WHAT THE TASK REQUIRES> Take the records underneath and set them down exactly.

STORED RECORDS>
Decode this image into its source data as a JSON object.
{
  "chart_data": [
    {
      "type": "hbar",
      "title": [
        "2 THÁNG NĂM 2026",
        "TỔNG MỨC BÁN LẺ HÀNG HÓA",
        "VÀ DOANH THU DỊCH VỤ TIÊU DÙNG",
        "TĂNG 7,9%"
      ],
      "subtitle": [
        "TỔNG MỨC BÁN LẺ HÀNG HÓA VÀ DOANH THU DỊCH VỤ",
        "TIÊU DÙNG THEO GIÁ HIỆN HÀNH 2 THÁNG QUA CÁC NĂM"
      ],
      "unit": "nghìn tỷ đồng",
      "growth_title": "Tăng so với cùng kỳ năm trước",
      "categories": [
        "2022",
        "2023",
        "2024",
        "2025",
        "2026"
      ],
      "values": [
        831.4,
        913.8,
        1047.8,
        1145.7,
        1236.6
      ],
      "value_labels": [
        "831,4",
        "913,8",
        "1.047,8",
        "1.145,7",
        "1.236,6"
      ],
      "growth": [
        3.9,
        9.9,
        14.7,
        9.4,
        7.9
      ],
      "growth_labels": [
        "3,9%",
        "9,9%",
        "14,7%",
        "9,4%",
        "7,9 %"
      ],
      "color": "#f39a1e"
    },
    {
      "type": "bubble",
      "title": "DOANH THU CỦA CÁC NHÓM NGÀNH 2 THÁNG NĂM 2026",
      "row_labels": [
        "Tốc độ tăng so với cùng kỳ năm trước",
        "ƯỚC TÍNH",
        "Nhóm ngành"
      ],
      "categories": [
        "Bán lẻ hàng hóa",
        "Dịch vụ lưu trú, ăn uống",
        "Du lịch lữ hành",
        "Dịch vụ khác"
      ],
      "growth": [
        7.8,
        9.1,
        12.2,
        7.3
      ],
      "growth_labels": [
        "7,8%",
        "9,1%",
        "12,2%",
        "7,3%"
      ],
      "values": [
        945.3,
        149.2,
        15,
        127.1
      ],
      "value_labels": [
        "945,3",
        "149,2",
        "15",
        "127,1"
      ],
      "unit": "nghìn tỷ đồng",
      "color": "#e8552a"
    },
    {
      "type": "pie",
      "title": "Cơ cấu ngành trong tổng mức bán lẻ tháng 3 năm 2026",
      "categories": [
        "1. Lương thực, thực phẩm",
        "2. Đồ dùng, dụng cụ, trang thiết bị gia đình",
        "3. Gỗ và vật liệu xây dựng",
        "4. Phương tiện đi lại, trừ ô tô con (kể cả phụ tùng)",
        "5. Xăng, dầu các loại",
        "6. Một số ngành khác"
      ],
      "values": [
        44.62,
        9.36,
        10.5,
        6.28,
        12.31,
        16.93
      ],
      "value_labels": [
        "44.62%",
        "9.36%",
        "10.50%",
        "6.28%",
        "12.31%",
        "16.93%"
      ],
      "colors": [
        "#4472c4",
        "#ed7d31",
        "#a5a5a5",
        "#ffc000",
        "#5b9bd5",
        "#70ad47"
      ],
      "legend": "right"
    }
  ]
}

OUTPUT BELOW>
Decode this image into its source data as a JSON object.
{
  "chart_data": [
    {
      "type": "hbar",
      "title": [
        "2 THÁNG NĂM 2026",
        "TỔNG MỨC BÁN LẺ HÀNG HÓA",
        "VÀ DOANH THU DỊCH VỤ TIÊU DÙNG",
        "TĂNG 7,9%"
      ],
      "subtitle": [
        "TỔNG MỨC BÁN LẺ HÀNG HÓA VÀ DOANH THU DỊCH VỤ",
        "TIÊU DÙNG THEO GIÁ HIỆN HÀNH 2 THÁNG QUA CÁC NĂM"
      ],
      "unit": "nghìn tỷ đồng",
      "growth_title": "Tăng so với cùng kỳ năm trước",
      "categories": [
        "2022",
        "2023",
        "2024",
        "2025",
        "2026"
      ],
      "values": [
        831.4,
        913.8,
        1047.8,
        1145.7,
        1236.6
      ],
      "value_labels": [
        "831,4",
        "913,8",
        "1.047,8",
        "1.145,7",
        "1.236,6"
      ],
      "growth": [
        3.9,
        9.9,
        14.7,
        9.4,
        7.9
      ],
      "growth_labels": [
        "3,9%",
        "9,9%",
        "14,7%",
        "9,4%",
        "7,9 %"
      ],
      "color": "#f39a1e"
    },
    {
      "type": "bubble",
      "title": "DOANH THU CỦA CÁC NHÓM NGÀNH 2 THÁNG NĂM 2026",
      "row_labels": [
        "Tốc độ tăng so với cùng kỳ năm trước",
        "ƯỚC TÍNH",
        "Nhóm ngành"
      ],
      "categories": [
        "Bán lẻ hàng hóa",
        "Dịch vụ lưu trú, ăn uống",
        "Du lịch lữ hành",
        "Dịch vụ khác"
      ],
      "growth": [
        7.8,
        9.1,
        12.2,
        7.3
      ],
      "growth_labels": [
        "7,8%",
        "9,1%",
        "12,2%",
        "7,3%"
      ],
      "values": [
        945.3,
        149.2,
        15,
        127.1
      ],
      "value_labels": [
        "945,3",
        "149,2",
        "15",
        "127,1"
      ],
      "unit": "nghìn tỷ đồng",
      "color": "#e8552a"
    },
    {
      "type": "pie",
      "title": "Cơ cấu ngành trong tổng mức bán lẻ tháng 3 năm 2026",
      "categories": [
        "1. Lương thực, thực phẩm",
        "2. Đồ dùng, dụng cụ, trang thiết bị gia đình",
        "3. Gỗ và vật liệu xây dựng",
        "4. Phương tiện đi lại, trừ ô tô con (kể cả phụ tùng)",
        "5. Xăng, dầu các loại",
        "6. Một số ngành khác"
      ],
      "values": [
        44.62,
        9.36,
        10.5,
        6.28,
        12.31,
        16.93
      ],
      "value_labels": [
        "44.62%",
        "9.36%",
        "10.50%",
        "6.28%",
        "12.31%",
        "16.93%"
      ],
      "colors": [
        "#4472c4",
        "#ed7d31",
        "#a5a5a5",
        "#ffc000",
        "#5b9bd5",
        "#70ad47"
      ],
      "legend": "right"
    }
  ]
}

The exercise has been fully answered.